What you should do:
Copy the data below exactly, omitting any picture it contains.

Items listed in a dataset
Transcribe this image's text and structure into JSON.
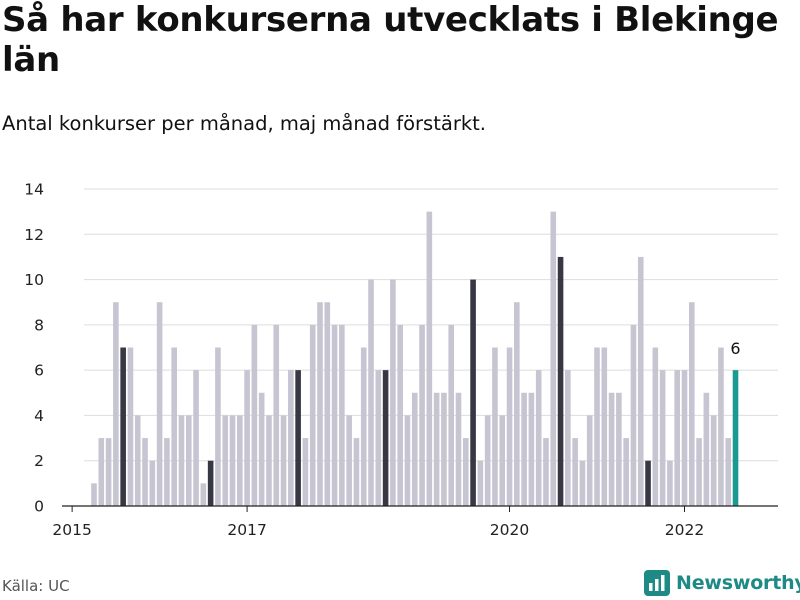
{
  "title": "Så har konkurserna utvecklats i Blekinge län",
  "subtitle": "Antal konkurser per månad, maj månad förstärkt.",
  "source": "Källa: UC",
  "brand": "Newsworthy",
  "colors": {
    "bar": "#c6c5d1",
    "highlight": "#383844",
    "latest": "#1a9a93",
    "grid": "#dddddd",
    "axis": "#222222",
    "brand": "#1d8a86"
  },
  "chart_data": {
    "type": "bar",
    "x_tick_labels": [
      "2015",
      "2017",
      "2020",
      "2022"
    ],
    "ylim": [
      0,
      14
    ],
    "y_ticks": [
      0,
      2,
      4,
      6,
      8,
      10,
      12,
      14
    ],
    "grid": true,
    "series": [
      {
        "values": [
          1,
          3,
          3,
          9,
          7,
          7,
          4,
          3,
          2,
          9,
          3,
          7,
          4,
          4,
          6,
          1,
          2,
          7,
          4,
          4,
          4,
          6,
          8,
          5,
          4,
          8,
          4,
          6,
          6,
          3,
          8,
          9,
          9,
          8,
          8,
          4,
          3,
          7,
          10,
          6,
          6,
          10,
          8,
          4,
          5,
          8,
          13,
          5,
          5,
          8,
          5,
          3,
          10,
          2,
          4,
          7,
          4,
          7,
          9,
          5,
          5,
          6,
          3,
          13,
          11,
          6,
          3,
          2,
          4,
          7,
          7,
          5,
          5,
          3,
          8,
          11,
          2,
          7,
          6,
          2,
          6,
          6,
          9,
          3,
          5,
          4,
          7,
          3,
          6
        ],
        "highlight_indices": [
          4,
          16,
          28,
          40,
          52,
          64,
          76
        ],
        "latest_index": 88,
        "latest_label": "6"
      }
    ]
  }
}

Answer for the task:
Transcribe this image's text and structure into JSON.
{
  "title": "Så har konkurserna utvecklats i Blekinge län",
  "subtitle": "Antal konkurser per månad, maj månad förstärkt.",
  "source": "Källa: UC",
  "brand": "Newsworthy",
  "colors": {
    "bar": "#c6c5d1",
    "highlight": "#383844",
    "latest": "#1a9a93",
    "grid": "#dddddd",
    "axis": "#222222",
    "brand": "#1d8a86"
  },
  "chart_data": {
    "type": "bar",
    "x_tick_labels": [
      "2015",
      "2017",
      "2020",
      "2022"
    ],
    "ylim": [
      0,
      14
    ],
    "y_ticks": [
      0,
      2,
      4,
      6,
      8,
      10,
      12,
      14
    ],
    "grid": true,
    "series": [
      {
        "values": [
          1,
          3,
          3,
          9,
          7,
          7,
          4,
          3,
          2,
          9,
          3,
          7,
          4,
          4,
          6,
          1,
          2,
          7,
          4,
          4,
          4,
          6,
          8,
          5,
          4,
          8,
          4,
          6,
          6,
          3,
          8,
          9,
          9,
          8,
          8,
          4,
          3,
          7,
          10,
          6,
          6,
          10,
          8,
          4,
          5,
          8,
          13,
          5,
          5,
          8,
          5,
          3,
          10,
          2,
          4,
          7,
          4,
          7,
          9,
          5,
          5,
          6,
          3,
          13,
          11,
          6,
          3,
          2,
          4,
          7,
          7,
          5,
          5,
          3,
          8,
          11,
          2,
          7,
          6,
          2,
          6,
          6,
          9,
          3,
          5,
          4,
          7,
          3,
          6
        ],
        "highlight_indices": [
          4,
          16,
          28,
          40,
          52,
          64,
          76
        ],
        "latest_index": 88,
        "latest_label": "6"
      }
    ]
  }
}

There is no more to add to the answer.